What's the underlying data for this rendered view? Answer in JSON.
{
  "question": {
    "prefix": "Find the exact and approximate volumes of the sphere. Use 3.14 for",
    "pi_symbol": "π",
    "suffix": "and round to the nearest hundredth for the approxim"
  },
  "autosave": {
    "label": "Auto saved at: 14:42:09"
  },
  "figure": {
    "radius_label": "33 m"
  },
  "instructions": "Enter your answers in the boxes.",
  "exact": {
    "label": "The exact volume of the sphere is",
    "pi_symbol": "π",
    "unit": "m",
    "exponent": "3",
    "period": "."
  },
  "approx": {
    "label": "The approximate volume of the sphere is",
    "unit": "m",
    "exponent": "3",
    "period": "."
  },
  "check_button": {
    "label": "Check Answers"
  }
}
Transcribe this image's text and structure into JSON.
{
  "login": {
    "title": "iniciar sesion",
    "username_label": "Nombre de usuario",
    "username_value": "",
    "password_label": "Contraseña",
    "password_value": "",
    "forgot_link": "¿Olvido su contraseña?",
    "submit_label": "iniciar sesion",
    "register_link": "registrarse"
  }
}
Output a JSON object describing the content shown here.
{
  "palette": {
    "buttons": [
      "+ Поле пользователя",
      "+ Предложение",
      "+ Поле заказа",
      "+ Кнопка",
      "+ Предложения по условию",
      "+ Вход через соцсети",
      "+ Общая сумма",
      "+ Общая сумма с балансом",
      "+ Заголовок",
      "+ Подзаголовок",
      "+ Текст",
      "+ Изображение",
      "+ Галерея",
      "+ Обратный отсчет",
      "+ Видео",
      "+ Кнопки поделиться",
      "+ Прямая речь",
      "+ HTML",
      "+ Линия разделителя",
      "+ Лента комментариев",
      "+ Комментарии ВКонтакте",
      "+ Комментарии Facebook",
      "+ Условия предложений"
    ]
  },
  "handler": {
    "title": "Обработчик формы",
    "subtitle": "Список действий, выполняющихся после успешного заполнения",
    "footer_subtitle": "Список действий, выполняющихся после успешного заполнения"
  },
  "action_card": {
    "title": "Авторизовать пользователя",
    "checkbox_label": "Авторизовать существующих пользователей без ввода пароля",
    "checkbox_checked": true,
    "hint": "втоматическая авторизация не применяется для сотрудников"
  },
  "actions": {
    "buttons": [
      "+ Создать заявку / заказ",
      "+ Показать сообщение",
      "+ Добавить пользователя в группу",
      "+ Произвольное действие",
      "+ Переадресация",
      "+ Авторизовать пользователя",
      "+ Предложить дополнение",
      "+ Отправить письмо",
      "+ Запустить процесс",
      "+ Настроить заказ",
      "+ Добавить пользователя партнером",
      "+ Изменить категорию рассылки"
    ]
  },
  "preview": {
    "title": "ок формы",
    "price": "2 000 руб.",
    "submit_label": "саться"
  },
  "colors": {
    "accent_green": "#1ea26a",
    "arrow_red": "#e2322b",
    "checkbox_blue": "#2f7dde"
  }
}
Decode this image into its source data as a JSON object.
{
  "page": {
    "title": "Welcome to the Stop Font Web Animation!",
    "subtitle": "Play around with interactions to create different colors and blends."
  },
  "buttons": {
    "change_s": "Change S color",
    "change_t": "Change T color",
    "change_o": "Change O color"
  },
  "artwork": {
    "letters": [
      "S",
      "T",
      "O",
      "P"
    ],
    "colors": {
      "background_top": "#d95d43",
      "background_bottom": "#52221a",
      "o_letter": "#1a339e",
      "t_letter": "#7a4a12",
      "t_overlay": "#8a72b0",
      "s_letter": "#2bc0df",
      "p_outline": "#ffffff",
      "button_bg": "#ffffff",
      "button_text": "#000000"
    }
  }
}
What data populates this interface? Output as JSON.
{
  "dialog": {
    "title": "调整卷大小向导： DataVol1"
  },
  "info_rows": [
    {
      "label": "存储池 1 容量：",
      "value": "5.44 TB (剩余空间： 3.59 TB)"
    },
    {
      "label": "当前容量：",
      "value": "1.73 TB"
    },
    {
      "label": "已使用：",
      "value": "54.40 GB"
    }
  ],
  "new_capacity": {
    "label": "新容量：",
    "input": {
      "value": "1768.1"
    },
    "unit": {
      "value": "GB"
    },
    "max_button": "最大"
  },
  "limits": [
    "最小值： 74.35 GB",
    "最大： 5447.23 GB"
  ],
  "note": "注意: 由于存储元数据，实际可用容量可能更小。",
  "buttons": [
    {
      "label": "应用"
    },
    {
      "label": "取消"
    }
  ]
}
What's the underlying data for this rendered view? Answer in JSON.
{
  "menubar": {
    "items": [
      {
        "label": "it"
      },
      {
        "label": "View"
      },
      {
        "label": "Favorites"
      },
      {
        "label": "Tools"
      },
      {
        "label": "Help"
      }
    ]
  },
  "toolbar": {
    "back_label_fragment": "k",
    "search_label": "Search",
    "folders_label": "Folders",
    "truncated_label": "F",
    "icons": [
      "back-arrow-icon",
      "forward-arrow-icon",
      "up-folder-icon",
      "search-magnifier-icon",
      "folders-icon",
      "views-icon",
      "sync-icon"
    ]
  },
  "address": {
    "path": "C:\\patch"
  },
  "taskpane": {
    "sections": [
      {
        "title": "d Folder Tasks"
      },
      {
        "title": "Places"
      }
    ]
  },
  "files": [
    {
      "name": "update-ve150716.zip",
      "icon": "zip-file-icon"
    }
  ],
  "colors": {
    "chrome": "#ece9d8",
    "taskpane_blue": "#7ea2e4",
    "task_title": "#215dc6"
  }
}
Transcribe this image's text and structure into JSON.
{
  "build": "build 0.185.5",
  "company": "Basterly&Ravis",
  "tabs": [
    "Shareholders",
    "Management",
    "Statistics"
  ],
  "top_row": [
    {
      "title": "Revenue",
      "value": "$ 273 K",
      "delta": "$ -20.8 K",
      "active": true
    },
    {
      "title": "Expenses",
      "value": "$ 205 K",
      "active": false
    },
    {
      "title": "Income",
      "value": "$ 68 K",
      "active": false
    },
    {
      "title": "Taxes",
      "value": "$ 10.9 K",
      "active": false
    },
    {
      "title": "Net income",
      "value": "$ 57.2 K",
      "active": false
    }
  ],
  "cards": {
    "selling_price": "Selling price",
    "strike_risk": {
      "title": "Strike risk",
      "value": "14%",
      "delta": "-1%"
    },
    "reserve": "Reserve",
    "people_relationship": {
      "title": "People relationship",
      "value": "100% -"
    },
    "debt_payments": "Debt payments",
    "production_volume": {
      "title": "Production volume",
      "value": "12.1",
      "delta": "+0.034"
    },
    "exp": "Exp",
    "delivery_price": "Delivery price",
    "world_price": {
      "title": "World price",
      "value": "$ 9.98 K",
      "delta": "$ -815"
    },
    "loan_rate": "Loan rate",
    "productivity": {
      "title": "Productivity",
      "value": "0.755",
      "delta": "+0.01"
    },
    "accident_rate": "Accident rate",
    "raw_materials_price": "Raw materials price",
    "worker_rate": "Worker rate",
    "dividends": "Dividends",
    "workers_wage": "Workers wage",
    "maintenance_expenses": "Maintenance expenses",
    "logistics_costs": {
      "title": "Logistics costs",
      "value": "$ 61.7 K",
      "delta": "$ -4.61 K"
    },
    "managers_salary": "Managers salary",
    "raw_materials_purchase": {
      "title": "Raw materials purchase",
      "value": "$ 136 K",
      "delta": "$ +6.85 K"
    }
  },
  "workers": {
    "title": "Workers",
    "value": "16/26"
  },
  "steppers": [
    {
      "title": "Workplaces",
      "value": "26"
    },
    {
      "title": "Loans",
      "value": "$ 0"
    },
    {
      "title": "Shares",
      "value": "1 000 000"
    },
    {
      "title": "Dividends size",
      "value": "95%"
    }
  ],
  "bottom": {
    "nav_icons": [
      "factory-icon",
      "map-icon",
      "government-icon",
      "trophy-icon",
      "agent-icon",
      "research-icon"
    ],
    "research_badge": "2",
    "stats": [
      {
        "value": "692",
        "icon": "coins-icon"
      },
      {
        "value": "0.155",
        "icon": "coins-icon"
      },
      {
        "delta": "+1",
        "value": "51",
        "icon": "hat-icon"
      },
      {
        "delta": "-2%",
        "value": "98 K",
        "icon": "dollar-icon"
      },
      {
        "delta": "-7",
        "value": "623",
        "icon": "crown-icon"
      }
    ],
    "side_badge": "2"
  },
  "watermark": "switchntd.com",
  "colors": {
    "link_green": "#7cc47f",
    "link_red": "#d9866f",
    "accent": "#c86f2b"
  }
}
:::
#### YOUR GOAL
What is the number of lines in the data above that include the word "заполнения"? Answer with that number only.

#### ANSWER TO THIS EXERCISE
2